DIRECTION:
Pick out the lines in the listing below that contain the word "title" and copy them.

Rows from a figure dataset
<<<<

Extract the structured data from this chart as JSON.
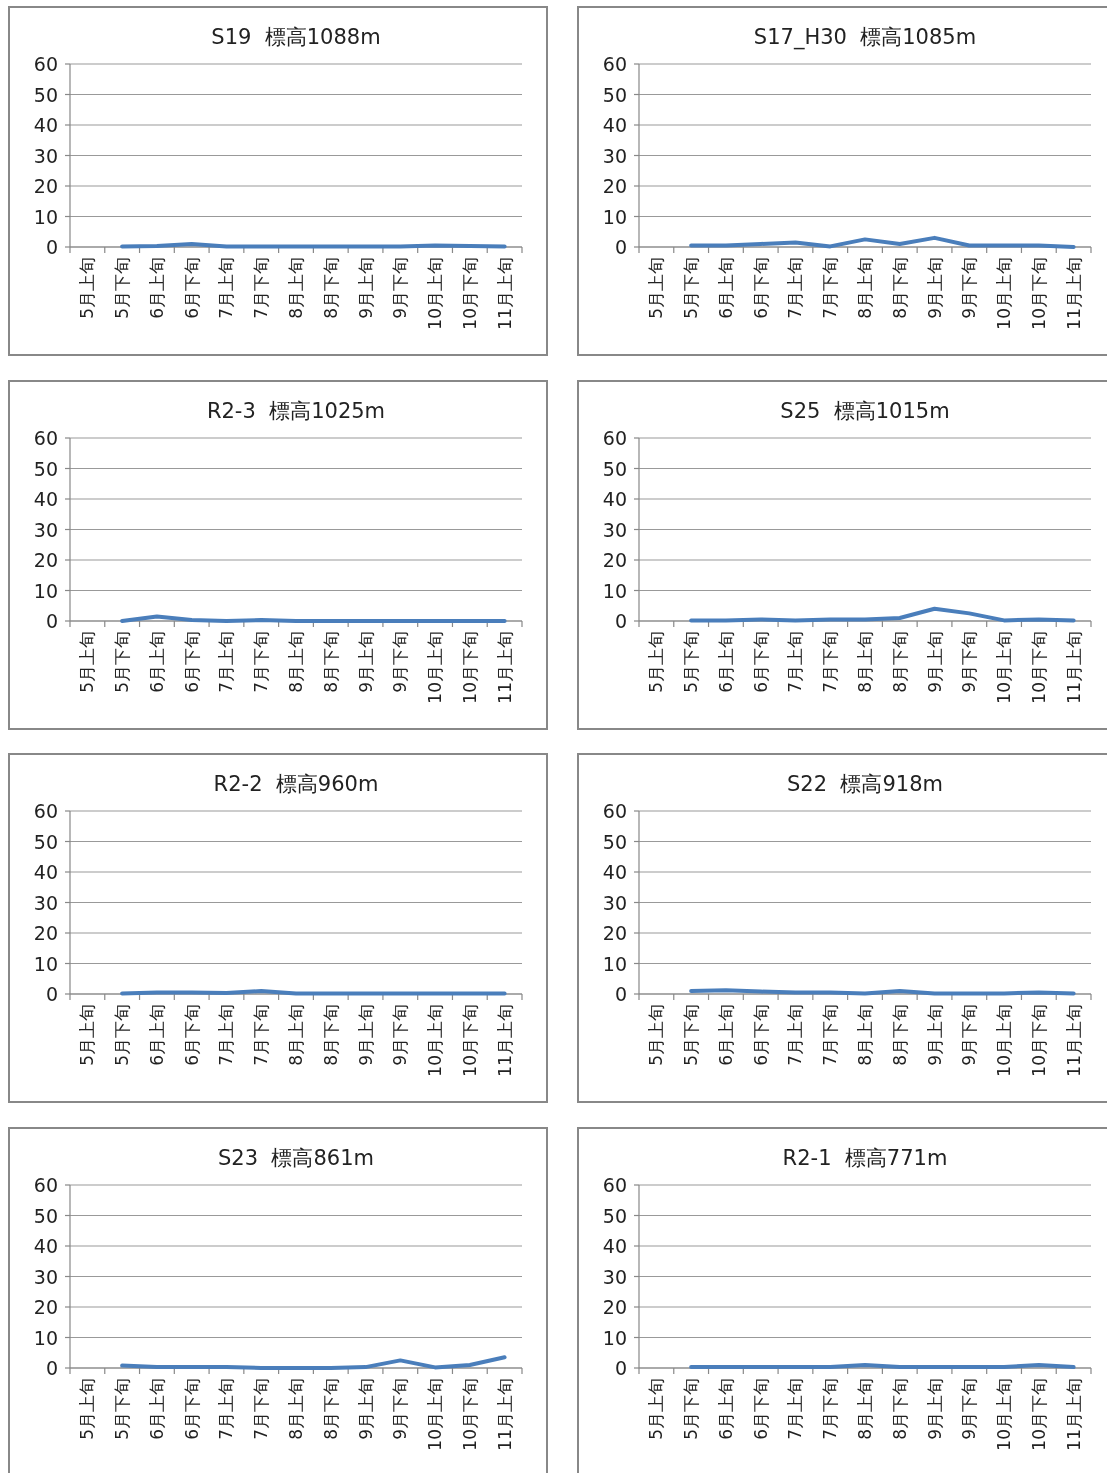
{
  "chart_data": [
    {
      "type": "line",
      "title": "S19  標高1088m",
      "categories": [
        "5月上旬",
        "5月下旬",
        "6月上旬",
        "6月下旬",
        "7月上旬",
        "7月下旬",
        "8月上旬",
        "8月下旬",
        "9月上旬",
        "9月下旬",
        "10月上旬",
        "10月下旬",
        "11月上旬"
      ],
      "series": [
        {
          "color": "#4a7ebb",
          "values": [
            null,
            0.2,
            0.3,
            1,
            0.2,
            0.2,
            0.2,
            0.2,
            0.2,
            0.2,
            0.5,
            0.3,
            0.2
          ]
        }
      ],
      "ylim": [
        0,
        60
      ],
      "yticks": [
        0,
        10,
        20,
        30,
        40,
        50,
        60
      ],
      "grid": "y"
    },
    {
      "type": "line",
      "title": "S17_H30  標高1085m",
      "categories": [
        "5月上旬",
        "5月下旬",
        "6月上旬",
        "6月下旬",
        "7月上旬",
        "7月下旬",
        "8月上旬",
        "8月下旬",
        "9月上旬",
        "9月下旬",
        "10月上旬",
        "10月下旬",
        "11月上旬"
      ],
      "series": [
        {
          "color": "#4a7ebb",
          "values": [
            null,
            0.5,
            0.5,
            1,
            1.5,
            0.2,
            2.5,
            1,
            3,
            0.5,
            0.5,
            0.5,
            0
          ]
        }
      ],
      "ylim": [
        0,
        60
      ],
      "yticks": [
        0,
        10,
        20,
        30,
        40,
        50,
        60
      ],
      "grid": "y"
    },
    {
      "type": "line",
      "title": "R2-3  標高1025m",
      "categories": [
        "5月上旬",
        "5月下旬",
        "6月上旬",
        "6月下旬",
        "7月上旬",
        "7月下旬",
        "8月上旬",
        "8月下旬",
        "9月上旬",
        "9月下旬",
        "10月上旬",
        "10月下旬",
        "11月上旬"
      ],
      "series": [
        {
          "color": "#4a7ebb",
          "values": [
            null,
            0,
            1.5,
            0.3,
            0,
            0.3,
            0,
            0,
            0,
            0,
            0,
            0,
            0
          ]
        }
      ],
      "ylim": [
        0,
        60
      ],
      "yticks": [
        0,
        10,
        20,
        30,
        40,
        50,
        60
      ],
      "grid": "y"
    },
    {
      "type": "line",
      "title": "S25  標高1015m",
      "categories": [
        "5月上旬",
        "5月下旬",
        "6月上旬",
        "6月下旬",
        "7月上旬",
        "7月下旬",
        "8月上旬",
        "8月下旬",
        "9月上旬",
        "9月下旬",
        "10月上旬",
        "10月下旬",
        "11月上旬"
      ],
      "series": [
        {
          "color": "#4a7ebb",
          "values": [
            null,
            0.2,
            0.2,
            0.5,
            0.2,
            0.5,
            0.5,
            1,
            4,
            2.5,
            0.2,
            0.5,
            0.2
          ]
        }
      ],
      "ylim": [
        0,
        60
      ],
      "yticks": [
        0,
        10,
        20,
        30,
        40,
        50,
        60
      ],
      "grid": "y"
    },
    {
      "type": "line",
      "title": "R2-2  標高960m",
      "categories": [
        "5月上旬",
        "5月下旬",
        "6月上旬",
        "6月下旬",
        "7月上旬",
        "7月下旬",
        "8月上旬",
        "8月下旬",
        "9月上旬",
        "9月下旬",
        "10月上旬",
        "10月下旬",
        "11月上旬"
      ],
      "series": [
        {
          "color": "#4a7ebb",
          "values": [
            null,
            0.2,
            0.5,
            0.5,
            0.3,
            1,
            0.2,
            0.2,
            0.2,
            0.2,
            0.2,
            0.2,
            0.2
          ]
        }
      ],
      "ylim": [
        0,
        60
      ],
      "yticks": [
        0,
        10,
        20,
        30,
        40,
        50,
        60
      ],
      "grid": "y"
    },
    {
      "type": "line",
      "title": "S22  標高918m",
      "categories": [
        "5月上旬",
        "5月下旬",
        "6月上旬",
        "6月下旬",
        "7月上旬",
        "7月下旬",
        "8月上旬",
        "8月下旬",
        "9月上旬",
        "9月下旬",
        "10月上旬",
        "10月下旬",
        "11月上旬"
      ],
      "series": [
        {
          "color": "#4a7ebb",
          "values": [
            null,
            1,
            1.2,
            0.8,
            0.5,
            0.5,
            0.2,
            1,
            0.2,
            0.2,
            0.2,
            0.5,
            0.2
          ]
        }
      ],
      "ylim": [
        0,
        60
      ],
      "yticks": [
        0,
        10,
        20,
        30,
        40,
        50,
        60
      ],
      "grid": "y"
    },
    {
      "type": "line",
      "title": "S23  標高861m",
      "categories": [
        "5月上旬",
        "5月下旬",
        "6月上旬",
        "6月下旬",
        "7月上旬",
        "7月下旬",
        "8月上旬",
        "8月下旬",
        "9月上旬",
        "9月下旬",
        "10月上旬",
        "10月下旬",
        "11月上旬"
      ],
      "series": [
        {
          "color": "#4a7ebb",
          "values": [
            null,
            0.8,
            0.3,
            0.3,
            0.3,
            0,
            0,
            0,
            0.3,
            2.5,
            0.2,
            1,
            3.5
          ]
        }
      ],
      "ylim": [
        0,
        60
      ],
      "yticks": [
        0,
        10,
        20,
        30,
        40,
        50,
        60
      ],
      "grid": "y"
    },
    {
      "type": "line",
      "title": "R2-1  標高771m",
      "categories": [
        "5月上旬",
        "5月下旬",
        "6月上旬",
        "6月下旬",
        "7月上旬",
        "7月下旬",
        "8月上旬",
        "8月下旬",
        "9月上旬",
        "9月下旬",
        "10月上旬",
        "10月下旬",
        "11月上旬"
      ],
      "series": [
        {
          "color": "#4a7ebb",
          "values": [
            null,
            0.3,
            0.3,
            0.3,
            0.3,
            0.3,
            1,
            0.3,
            0.3,
            0.3,
            0.3,
            1,
            0.3
          ]
        }
      ],
      "ylim": [
        0,
        60
      ],
      "yticks": [
        0,
        10,
        20,
        30,
        40,
        50,
        60
      ],
      "grid": "y"
    }
  ]
}
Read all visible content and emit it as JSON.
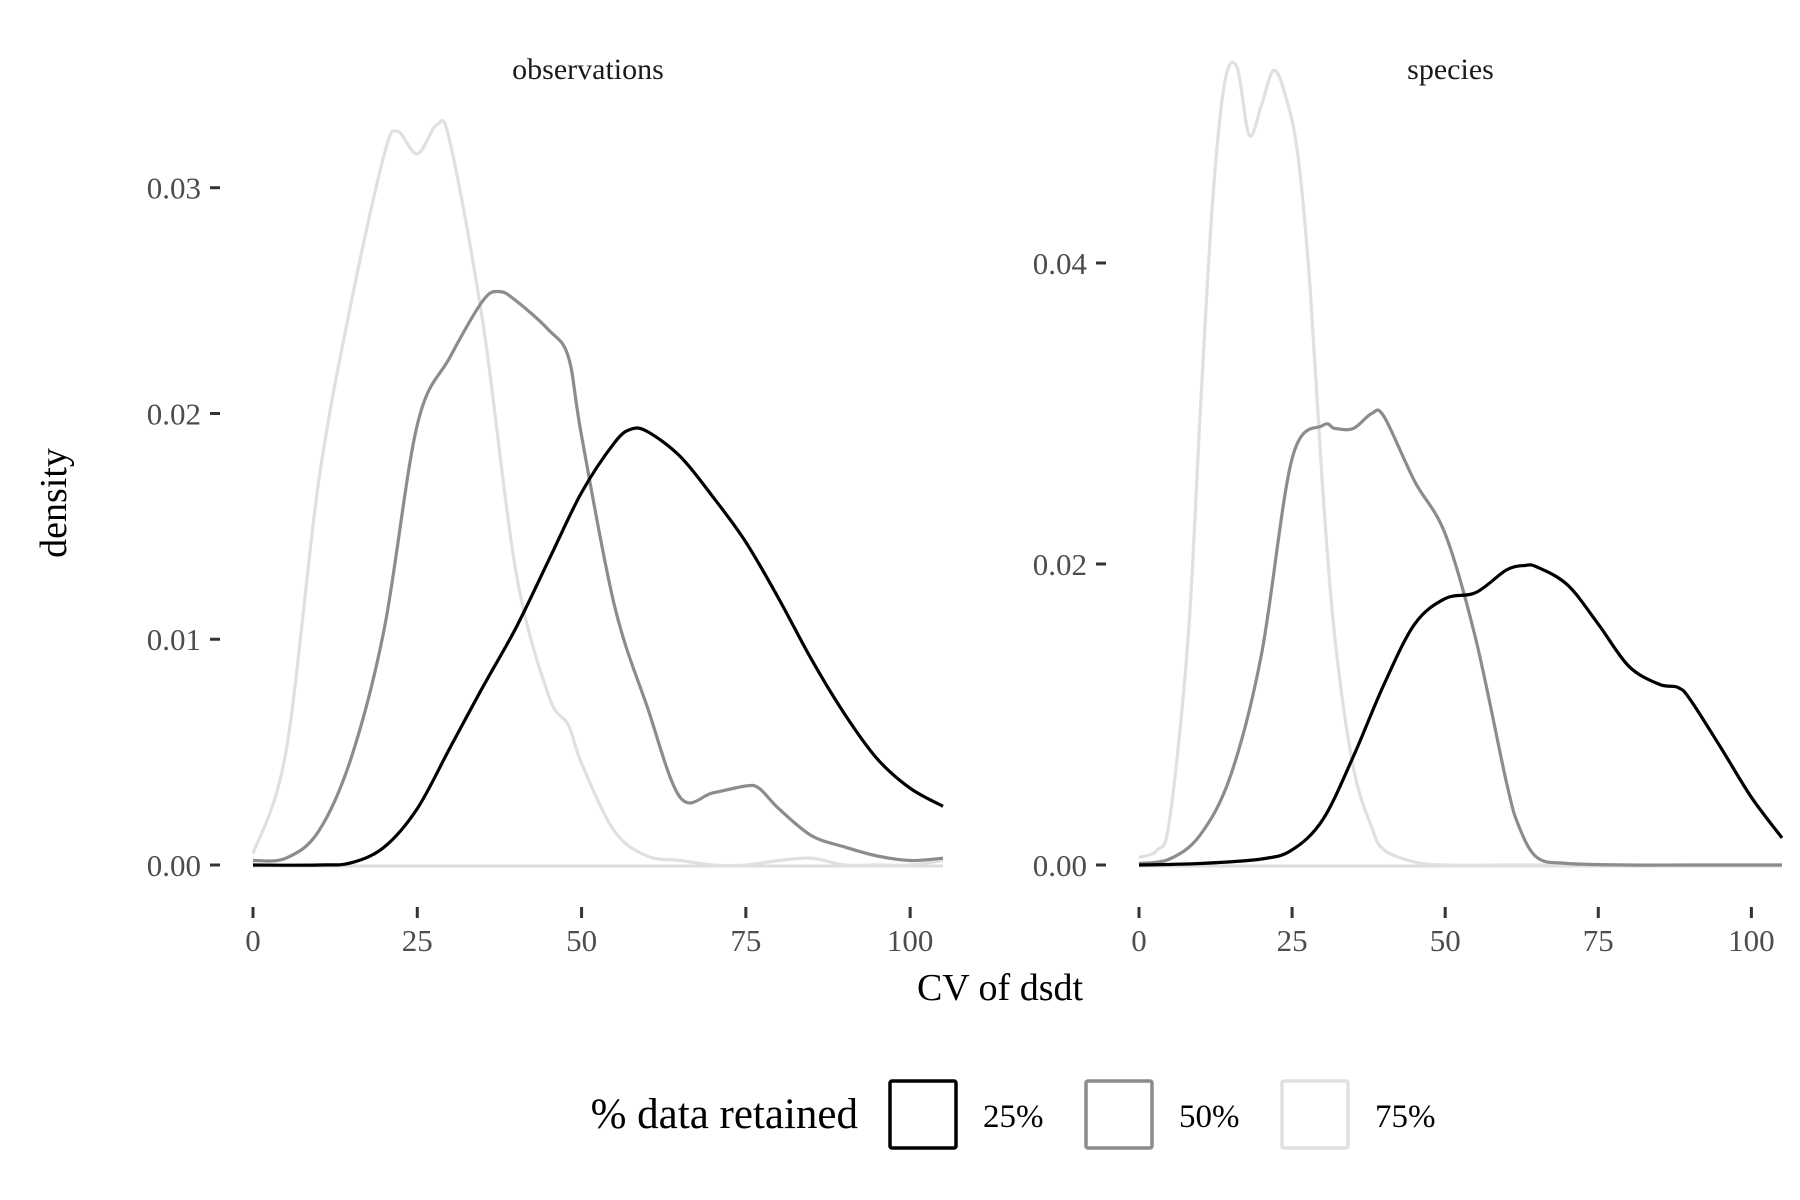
{
  "chart_data": {
    "type": "line",
    "xlabel": "CV of dsdt",
    "ylabel": "density",
    "legend": {
      "title": "% data retained",
      "placement": "bottom",
      "entries": [
        {
          "label": "25%",
          "color": "#000000"
        },
        {
          "label": "50%",
          "color": "#8c8c8c"
        },
        {
          "label": "75%",
          "color": "#e0e0e0"
        }
      ]
    },
    "grid": false,
    "panels": [
      {
        "title": "observations",
        "xlim": [
          0,
          105
        ],
        "ylim": [
          0,
          0.033
        ],
        "xticks": [
          0,
          25,
          50,
          75,
          100
        ],
        "yticks": [
          0,
          0.01,
          0.02,
          0.03
        ],
        "ytick_labels": [
          "0.00",
          "0.01",
          "0.02",
          "0.03"
        ],
        "series": [
          {
            "name": "25%",
            "color": "#000000",
            "x": [
              0,
              10,
              15,
              20,
              25,
              30,
              35,
              40,
              45,
              50,
              55,
              57.5,
              60,
              65,
              70,
              75,
              80,
              85,
              90,
              95,
              100,
              105
            ],
            "y": [
              0,
              0,
              0.0001,
              0.0008,
              0.0025,
              0.0052,
              0.0079,
              0.0105,
              0.0135,
              0.0165,
              0.0187,
              0.0193,
              0.0192,
              0.0181,
              0.0163,
              0.0143,
              0.0118,
              0.0091,
              0.0067,
              0.0047,
              0.0034,
              0.0026
            ]
          },
          {
            "name": "50%",
            "color": "#8c8c8c",
            "x": [
              0,
              5,
              10,
              15,
              20,
              25,
              30,
              35,
              37.5,
              40,
              45,
              48,
              50,
              55,
              60,
              65,
              70,
              75,
              77,
              80,
              85,
              90,
              95,
              100,
              105
            ],
            "y": [
              0.0002,
              0.0003,
              0.0015,
              0.0048,
              0.0105,
              0.0195,
              0.0225,
              0.025,
              0.0254,
              0.025,
              0.0237,
              0.0225,
              0.019,
              0.0115,
              0.007,
              0.003,
              0.0032,
              0.0035,
              0.0034,
              0.0025,
              0.0013,
              0.0008,
              0.0004,
              0.0002,
              0.0003
            ]
          },
          {
            "name": "75%",
            "color": "#e0e0e0",
            "x": [
              0,
              5,
              10,
              15,
              20,
              22,
              25,
              28,
              30,
              35,
              40,
              45,
              48,
              50,
              55,
              60,
              65,
              70,
              75,
              80,
              85,
              90,
              95,
              100,
              105
            ],
            "y": [
              0.0005,
              0.005,
              0.017,
              0.025,
              0.0315,
              0.0325,
              0.0315,
              0.0328,
              0.032,
              0.024,
              0.013,
              0.0075,
              0.0062,
              0.0045,
              0.0015,
              0.0004,
              0.0002,
              0,
              0,
              0.0002,
              0.0003,
              0,
              0,
              0,
              0.0002
            ]
          }
        ]
      },
      {
        "title": "species",
        "xlim": [
          0,
          105
        ],
        "ylim": [
          0,
          0.0495
        ],
        "xticks": [
          0,
          25,
          50,
          75,
          100
        ],
        "yticks": [
          0,
          0.02,
          0.04
        ],
        "ytick_labels": [
          "0.00",
          "0.02",
          "0.04"
        ],
        "series": [
          {
            "name": "25%",
            "color": "#000000",
            "x": [
              0,
              10,
              20,
              25,
              30,
              35,
              40,
              45,
              50,
              55,
              60,
              63,
              65,
              70,
              75,
              80,
              85,
              88,
              90,
              95,
              100,
              105
            ],
            "y": [
              0,
              0.0001,
              0.0004,
              0.001,
              0.003,
              0.0072,
              0.012,
              0.016,
              0.0177,
              0.0181,
              0.0196,
              0.0199,
              0.0198,
              0.0186,
              0.016,
              0.0132,
              0.012,
              0.0118,
              0.011,
              0.0078,
              0.0045,
              0.0018
            ]
          },
          {
            "name": "50%",
            "color": "#8c8c8c",
            "x": [
              0,
              5,
              10,
              15,
              20,
              25,
              30,
              32,
              35,
              38,
              40,
              45,
              50,
              55,
              60,
              62,
              65,
              70,
              80,
              90,
              105
            ],
            "y": [
              0.0001,
              0.0004,
              0.002,
              0.006,
              0.014,
              0.027,
              0.0292,
              0.029,
              0.029,
              0.03,
              0.0298,
              0.0255,
              0.022,
              0.015,
              0.0055,
              0.0026,
              0.0005,
              0.0001,
              0,
              0,
              0
            ]
          },
          {
            "name": "75%",
            "color": "#e0e0e0",
            "x": [
              0,
              3,
              5,
              8,
              10,
              12,
              14,
              16,
              18,
              20,
              22,
              24,
              26,
              28,
              30,
              32,
              35,
              38,
              40,
              45,
              50,
              60,
              70,
              80,
              90,
              100,
              105
            ],
            "y": [
              0.0005,
              0.001,
              0.003,
              0.015,
              0.03,
              0.044,
              0.052,
              0.053,
              0.0485,
              0.0505,
              0.0528,
              0.051,
              0.047,
              0.038,
              0.025,
              0.015,
              0.0065,
              0.0025,
              0.001,
              0.0002,
              0,
              0,
              0,
              0,
              0,
              0,
              0
            ]
          }
        ]
      }
    ]
  }
}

>>>>

TASK RESULT:
      "title": "S19  標高1088m",
      "title": "S17_H30  標高1085m",
      "title": "R2-3  標高1025m",
      "title": "S25  標高1015m",
      "title": "R2-2  標高960m",
      "title": "S22  標高918m",
      "title": "S23  標高861m",
      "title": "R2-1  標高771m",
      "title": "% data retained",
        "title": "observations",
        "title": "species",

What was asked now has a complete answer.